• To be done: Copy every line that holds "sales".

Source data:
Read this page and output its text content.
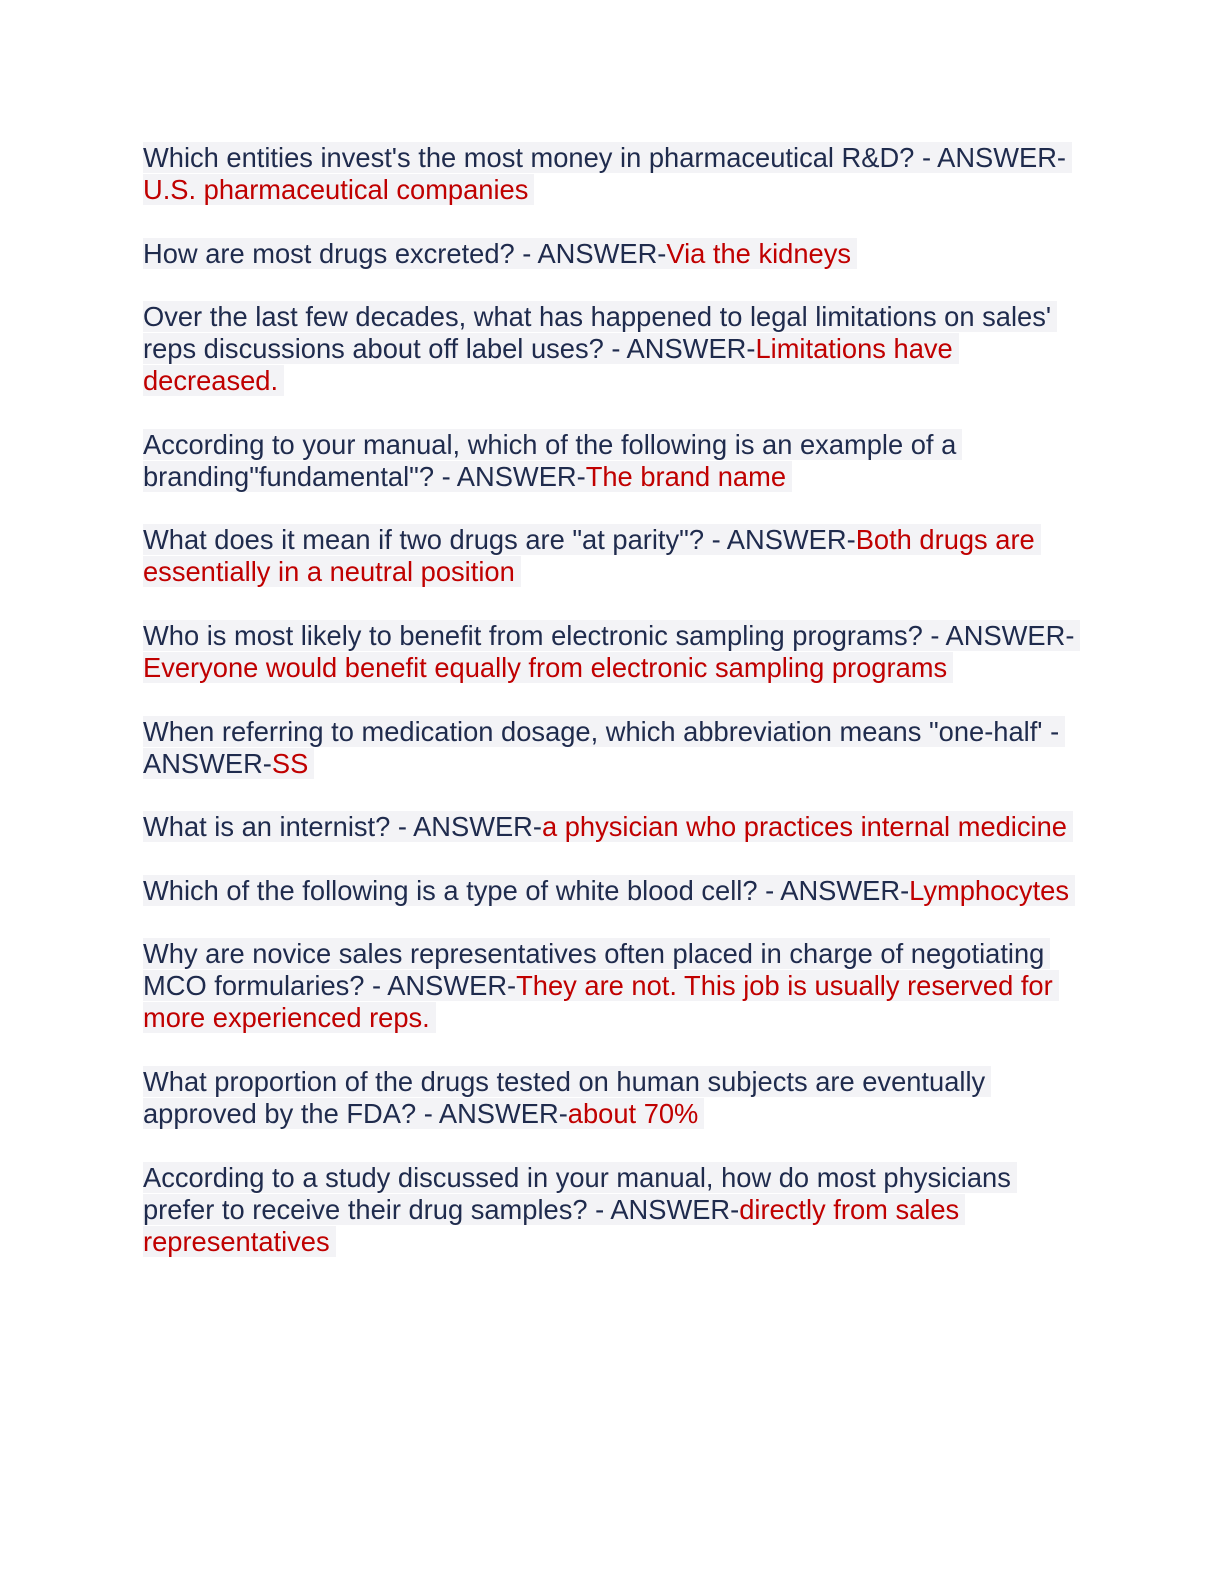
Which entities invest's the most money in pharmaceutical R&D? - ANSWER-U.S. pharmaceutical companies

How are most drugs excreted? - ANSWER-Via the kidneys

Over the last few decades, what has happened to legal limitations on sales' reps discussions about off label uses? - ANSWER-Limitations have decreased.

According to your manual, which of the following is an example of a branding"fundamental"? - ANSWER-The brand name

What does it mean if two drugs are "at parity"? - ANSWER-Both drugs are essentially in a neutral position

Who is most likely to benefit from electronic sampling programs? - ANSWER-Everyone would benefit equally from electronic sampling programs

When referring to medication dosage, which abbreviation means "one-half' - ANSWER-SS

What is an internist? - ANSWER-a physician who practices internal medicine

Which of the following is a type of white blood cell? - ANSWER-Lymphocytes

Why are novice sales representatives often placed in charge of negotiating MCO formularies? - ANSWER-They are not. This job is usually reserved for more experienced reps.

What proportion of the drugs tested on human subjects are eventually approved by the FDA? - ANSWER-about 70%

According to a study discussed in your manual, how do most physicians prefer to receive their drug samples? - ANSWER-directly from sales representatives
* * *
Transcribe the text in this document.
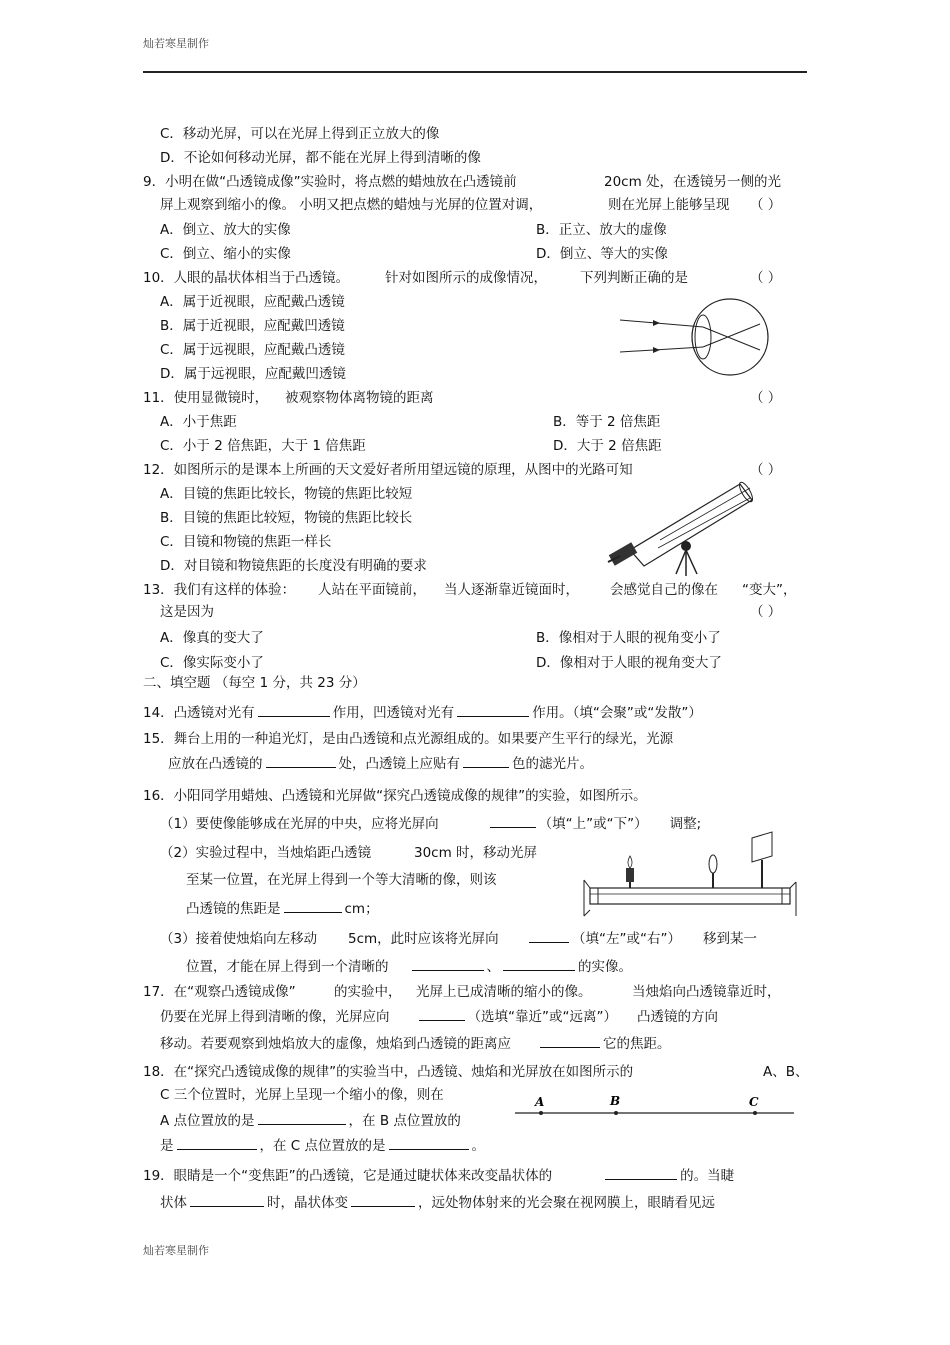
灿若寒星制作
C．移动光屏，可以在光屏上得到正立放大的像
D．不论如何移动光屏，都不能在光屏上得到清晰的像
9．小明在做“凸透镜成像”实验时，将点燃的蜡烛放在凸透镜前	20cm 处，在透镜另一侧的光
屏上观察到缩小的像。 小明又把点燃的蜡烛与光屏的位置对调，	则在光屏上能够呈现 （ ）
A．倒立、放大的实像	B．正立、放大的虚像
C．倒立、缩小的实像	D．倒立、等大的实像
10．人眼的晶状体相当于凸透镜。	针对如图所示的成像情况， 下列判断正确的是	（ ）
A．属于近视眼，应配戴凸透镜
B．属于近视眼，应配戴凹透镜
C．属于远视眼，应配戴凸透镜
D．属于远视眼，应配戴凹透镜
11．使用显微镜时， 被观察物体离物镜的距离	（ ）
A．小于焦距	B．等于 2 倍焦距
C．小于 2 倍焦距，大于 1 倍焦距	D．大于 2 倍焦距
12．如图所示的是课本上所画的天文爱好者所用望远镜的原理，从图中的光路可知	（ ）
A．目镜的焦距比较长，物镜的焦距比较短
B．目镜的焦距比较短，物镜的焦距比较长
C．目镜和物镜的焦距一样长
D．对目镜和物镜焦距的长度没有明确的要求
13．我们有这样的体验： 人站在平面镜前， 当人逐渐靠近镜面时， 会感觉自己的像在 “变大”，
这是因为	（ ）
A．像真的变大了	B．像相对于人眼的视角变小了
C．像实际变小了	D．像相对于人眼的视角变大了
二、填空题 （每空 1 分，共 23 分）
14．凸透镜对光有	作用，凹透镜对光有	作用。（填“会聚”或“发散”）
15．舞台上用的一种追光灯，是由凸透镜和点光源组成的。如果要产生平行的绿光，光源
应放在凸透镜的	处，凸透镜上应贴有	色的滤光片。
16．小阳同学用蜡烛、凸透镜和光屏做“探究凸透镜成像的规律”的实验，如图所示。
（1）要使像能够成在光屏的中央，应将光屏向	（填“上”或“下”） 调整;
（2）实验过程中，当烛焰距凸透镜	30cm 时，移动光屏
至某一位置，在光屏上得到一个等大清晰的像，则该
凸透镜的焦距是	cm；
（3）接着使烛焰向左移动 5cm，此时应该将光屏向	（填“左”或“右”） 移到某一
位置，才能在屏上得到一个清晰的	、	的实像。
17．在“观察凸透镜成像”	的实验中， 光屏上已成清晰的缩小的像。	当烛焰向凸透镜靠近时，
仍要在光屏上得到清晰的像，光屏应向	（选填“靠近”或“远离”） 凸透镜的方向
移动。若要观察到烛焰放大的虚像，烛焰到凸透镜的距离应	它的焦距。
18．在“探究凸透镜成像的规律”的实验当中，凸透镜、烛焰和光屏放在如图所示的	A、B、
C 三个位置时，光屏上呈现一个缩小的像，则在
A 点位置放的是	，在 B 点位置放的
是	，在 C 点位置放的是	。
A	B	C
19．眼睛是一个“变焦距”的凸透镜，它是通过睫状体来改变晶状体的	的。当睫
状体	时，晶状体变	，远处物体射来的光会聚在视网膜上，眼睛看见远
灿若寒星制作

• Expected output:
Over the last few decades, what has happened to legal limitations on sales' reps discussions about off label uses? - ANSWER-Limitations have decreased.
Why are novice sales representatives often placed in charge of negotiating MCO formularies? - ANSWER-They are not. This job is usually reserved for more experienced reps.
According to a study discussed in your manual, how do most physicians prefer to receive their drug samples? - ANSWER-directly from sales representatives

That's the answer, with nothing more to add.